**Instruction:** List all the lines in these records that hold "약복용도움드림".

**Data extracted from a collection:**

+ + + +

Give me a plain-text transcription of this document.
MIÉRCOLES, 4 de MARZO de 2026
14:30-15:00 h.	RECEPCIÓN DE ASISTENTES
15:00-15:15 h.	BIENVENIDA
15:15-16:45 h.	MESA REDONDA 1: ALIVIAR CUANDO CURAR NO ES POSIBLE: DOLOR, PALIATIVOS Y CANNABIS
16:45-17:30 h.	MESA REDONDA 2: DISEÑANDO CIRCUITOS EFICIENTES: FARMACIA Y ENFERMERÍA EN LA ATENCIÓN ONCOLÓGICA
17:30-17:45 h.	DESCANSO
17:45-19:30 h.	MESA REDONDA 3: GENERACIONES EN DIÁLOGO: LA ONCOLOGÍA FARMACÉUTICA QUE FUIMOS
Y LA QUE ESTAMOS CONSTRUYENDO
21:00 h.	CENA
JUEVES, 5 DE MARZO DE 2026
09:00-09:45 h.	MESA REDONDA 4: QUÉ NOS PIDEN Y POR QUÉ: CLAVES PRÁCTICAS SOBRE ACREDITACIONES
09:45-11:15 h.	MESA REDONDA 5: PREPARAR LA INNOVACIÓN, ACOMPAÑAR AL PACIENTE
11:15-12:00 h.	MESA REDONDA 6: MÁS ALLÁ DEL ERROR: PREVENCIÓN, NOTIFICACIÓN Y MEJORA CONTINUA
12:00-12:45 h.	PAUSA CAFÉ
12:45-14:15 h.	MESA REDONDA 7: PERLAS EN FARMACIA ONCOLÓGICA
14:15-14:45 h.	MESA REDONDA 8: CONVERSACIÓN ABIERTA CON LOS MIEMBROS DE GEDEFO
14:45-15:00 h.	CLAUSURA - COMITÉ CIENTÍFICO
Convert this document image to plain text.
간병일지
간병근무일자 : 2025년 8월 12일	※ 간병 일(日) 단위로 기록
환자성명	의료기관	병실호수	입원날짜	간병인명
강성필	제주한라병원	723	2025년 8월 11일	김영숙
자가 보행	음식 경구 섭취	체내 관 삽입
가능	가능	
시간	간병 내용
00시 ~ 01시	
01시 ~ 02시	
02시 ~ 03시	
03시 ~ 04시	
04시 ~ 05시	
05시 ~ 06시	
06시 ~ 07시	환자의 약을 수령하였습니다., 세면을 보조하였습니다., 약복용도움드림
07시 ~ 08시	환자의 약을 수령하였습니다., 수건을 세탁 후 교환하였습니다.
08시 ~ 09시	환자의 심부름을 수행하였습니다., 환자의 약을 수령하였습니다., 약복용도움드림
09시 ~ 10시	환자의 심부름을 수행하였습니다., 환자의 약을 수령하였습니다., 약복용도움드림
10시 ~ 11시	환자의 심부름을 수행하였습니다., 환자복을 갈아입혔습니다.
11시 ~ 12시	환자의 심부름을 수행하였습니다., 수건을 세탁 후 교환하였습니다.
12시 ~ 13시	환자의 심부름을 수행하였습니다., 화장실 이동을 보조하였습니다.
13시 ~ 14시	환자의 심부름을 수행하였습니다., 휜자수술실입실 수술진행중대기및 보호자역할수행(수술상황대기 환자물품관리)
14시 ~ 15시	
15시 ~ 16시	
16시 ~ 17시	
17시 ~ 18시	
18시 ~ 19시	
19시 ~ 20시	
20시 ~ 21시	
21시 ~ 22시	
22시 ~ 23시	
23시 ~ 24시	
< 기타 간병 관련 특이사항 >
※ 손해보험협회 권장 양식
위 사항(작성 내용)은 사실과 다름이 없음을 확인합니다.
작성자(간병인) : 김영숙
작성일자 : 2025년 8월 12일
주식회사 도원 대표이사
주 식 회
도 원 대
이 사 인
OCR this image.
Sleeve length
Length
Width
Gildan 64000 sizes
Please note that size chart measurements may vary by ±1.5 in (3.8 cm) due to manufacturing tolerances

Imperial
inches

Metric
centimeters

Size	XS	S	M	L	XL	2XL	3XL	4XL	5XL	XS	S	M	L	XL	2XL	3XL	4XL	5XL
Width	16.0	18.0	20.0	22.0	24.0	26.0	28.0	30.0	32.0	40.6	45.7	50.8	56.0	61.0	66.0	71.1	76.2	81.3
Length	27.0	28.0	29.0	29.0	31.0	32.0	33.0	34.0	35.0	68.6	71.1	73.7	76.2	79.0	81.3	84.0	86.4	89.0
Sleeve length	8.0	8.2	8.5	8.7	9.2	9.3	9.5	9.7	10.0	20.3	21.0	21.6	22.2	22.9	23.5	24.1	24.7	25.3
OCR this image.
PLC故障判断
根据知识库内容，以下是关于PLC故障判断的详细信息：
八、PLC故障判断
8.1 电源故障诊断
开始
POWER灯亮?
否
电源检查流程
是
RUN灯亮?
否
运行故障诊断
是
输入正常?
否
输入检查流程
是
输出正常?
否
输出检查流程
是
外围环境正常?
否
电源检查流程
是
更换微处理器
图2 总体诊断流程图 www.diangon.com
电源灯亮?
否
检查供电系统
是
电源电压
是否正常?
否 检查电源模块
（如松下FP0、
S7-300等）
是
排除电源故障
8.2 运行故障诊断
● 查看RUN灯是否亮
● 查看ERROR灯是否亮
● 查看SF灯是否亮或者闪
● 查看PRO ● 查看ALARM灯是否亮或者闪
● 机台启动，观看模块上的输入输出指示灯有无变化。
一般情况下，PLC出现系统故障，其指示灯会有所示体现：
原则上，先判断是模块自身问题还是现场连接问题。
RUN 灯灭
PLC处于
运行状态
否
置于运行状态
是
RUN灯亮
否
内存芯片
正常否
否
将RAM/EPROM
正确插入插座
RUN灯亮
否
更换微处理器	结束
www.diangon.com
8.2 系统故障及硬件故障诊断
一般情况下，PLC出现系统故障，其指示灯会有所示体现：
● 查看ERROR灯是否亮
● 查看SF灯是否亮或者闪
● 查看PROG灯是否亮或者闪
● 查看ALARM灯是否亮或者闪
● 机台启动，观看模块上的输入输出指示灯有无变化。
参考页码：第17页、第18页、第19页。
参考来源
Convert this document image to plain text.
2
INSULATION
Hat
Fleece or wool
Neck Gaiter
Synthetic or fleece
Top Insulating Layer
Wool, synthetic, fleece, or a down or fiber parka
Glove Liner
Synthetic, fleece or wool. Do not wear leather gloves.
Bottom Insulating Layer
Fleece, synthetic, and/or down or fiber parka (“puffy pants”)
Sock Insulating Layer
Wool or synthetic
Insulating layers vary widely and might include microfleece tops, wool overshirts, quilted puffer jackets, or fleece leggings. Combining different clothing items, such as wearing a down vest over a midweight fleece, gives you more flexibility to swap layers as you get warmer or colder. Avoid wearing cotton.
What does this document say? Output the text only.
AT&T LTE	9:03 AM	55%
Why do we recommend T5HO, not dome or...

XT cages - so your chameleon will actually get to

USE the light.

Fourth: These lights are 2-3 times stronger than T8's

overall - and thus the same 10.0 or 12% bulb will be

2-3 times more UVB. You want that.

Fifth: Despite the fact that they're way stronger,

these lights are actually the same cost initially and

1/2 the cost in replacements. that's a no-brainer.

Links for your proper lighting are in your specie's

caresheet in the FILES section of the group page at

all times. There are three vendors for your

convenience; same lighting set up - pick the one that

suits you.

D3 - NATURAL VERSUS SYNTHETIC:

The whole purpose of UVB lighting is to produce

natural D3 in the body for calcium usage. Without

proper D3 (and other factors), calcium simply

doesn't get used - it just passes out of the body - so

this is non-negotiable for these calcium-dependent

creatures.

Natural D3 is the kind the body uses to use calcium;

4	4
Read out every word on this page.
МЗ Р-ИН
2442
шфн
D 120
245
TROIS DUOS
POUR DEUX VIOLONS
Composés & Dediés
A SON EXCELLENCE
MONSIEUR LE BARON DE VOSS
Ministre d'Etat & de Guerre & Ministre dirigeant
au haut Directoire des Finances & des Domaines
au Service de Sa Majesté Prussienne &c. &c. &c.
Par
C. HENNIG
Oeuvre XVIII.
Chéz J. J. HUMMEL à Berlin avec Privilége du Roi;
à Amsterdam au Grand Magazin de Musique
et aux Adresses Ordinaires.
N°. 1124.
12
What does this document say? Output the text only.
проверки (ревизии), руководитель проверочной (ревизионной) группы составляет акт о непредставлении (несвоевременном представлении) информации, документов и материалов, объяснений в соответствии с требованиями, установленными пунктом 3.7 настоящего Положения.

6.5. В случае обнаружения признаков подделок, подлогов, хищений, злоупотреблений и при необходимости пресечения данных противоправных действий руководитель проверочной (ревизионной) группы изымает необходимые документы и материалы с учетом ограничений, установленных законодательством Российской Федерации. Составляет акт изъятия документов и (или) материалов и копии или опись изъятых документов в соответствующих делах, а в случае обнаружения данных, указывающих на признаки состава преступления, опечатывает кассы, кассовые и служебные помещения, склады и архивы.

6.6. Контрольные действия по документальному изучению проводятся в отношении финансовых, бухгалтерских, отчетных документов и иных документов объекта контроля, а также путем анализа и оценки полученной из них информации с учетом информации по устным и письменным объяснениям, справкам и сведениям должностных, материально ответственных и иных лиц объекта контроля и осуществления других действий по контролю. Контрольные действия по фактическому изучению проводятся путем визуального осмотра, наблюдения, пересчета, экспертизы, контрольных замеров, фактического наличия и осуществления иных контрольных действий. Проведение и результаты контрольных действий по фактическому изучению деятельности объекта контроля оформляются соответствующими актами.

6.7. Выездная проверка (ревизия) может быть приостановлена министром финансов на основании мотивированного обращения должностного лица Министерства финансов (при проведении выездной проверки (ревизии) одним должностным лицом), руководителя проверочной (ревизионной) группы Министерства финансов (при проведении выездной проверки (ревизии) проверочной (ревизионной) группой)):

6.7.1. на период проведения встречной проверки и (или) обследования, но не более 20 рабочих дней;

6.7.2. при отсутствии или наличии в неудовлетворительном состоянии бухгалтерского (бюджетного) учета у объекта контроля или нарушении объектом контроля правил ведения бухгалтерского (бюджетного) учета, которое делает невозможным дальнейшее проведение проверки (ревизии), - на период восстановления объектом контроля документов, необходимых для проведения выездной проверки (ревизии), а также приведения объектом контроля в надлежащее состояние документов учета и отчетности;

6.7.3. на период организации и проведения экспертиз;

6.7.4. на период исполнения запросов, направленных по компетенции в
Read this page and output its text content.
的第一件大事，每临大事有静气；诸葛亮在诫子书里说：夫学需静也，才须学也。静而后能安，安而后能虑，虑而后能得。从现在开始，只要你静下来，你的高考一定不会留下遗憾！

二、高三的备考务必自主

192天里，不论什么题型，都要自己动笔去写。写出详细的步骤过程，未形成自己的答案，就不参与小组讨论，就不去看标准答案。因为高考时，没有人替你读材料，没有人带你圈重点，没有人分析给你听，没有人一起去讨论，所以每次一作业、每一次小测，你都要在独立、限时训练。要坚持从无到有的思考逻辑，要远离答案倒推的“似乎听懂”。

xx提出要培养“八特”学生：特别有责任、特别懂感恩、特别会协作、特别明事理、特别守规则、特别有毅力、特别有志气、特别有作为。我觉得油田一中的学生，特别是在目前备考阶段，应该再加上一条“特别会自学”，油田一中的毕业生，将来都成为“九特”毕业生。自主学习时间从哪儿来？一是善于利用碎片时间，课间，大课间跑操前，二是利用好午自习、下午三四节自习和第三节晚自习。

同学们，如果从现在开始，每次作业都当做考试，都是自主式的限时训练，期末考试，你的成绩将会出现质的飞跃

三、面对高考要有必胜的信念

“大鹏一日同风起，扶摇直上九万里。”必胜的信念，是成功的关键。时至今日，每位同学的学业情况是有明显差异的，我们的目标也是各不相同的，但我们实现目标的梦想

+ + + +

**Finished exercise:**
06시 ~ 07시	환자의 약을 수령하였습니다., 세면을 보조하였습니다., 약복용도움드림
08시 ~ 09시	환자의 심부름을 수행하였습니다., 환자의 약을 수령하였습니다., 약복용도움드림
09시 ~ 10시	환자의 심부름을 수행하였습니다., 환자의 약을 수령하였습니다., 약복용도움드림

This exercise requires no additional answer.